_Directive_.
Transcribe the records below exactly as they appear.

— start —

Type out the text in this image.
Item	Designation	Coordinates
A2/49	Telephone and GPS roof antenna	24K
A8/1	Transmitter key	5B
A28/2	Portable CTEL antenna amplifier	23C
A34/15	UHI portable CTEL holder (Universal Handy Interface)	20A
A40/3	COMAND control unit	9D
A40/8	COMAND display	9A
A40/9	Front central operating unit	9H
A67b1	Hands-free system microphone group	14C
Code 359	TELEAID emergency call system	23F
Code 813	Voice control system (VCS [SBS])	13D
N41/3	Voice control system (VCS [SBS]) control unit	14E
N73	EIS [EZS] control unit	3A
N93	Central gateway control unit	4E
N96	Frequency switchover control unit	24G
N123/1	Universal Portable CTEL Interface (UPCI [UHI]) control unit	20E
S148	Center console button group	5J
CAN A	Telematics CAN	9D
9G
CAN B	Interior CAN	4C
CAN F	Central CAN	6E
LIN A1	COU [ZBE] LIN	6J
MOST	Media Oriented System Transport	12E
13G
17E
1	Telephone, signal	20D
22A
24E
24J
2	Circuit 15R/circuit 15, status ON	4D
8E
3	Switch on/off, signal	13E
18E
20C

— end —

_Full output_.
Type out the text in this image.
Item	Designation	Coordinates
A2/49	Telephone and GPS roof antenna	24K
A8/1	Transmitter key	5B
A28/2	Portable CTEL antenna amplifier	23C
A34/15	UHI portable CTEL holder (Universal Handy Interface)	20A
A40/3	COMAND control unit	9D
A40/8	COMAND display	9A
A40/9	Front central operating unit	9H
A67b1	Hands-free system microphone group	14C
Code 359	TELEAID emergency call system	23F
Code 813	Voice control system (VCS [SBS])	13D
N41/3	Voice control system (VCS [SBS]) control unit	14E
N73	EIS [EZS] control unit	3A
N93	Central gateway control unit	4E
N96	Frequency switchover control unit	24G
N123/1	Universal Portable CTEL Interface (UPCI [UHI]) control unit	20E
S148	Center console button group	5J
CAN A	Telematics CAN	9D
9G
CAN B	Interior CAN	4C
CAN F	Central CAN	6E
LIN A1	COU [ZBE] LIN	6J
MOST	Media Oriented System Transport	12E
13G
17E
1	Telephone, signal	20D
22A
24E
24J
2	Circuit 15R/circuit 15, status ON	4D
8E
3	Switch on/off, signal	13E
18E
20C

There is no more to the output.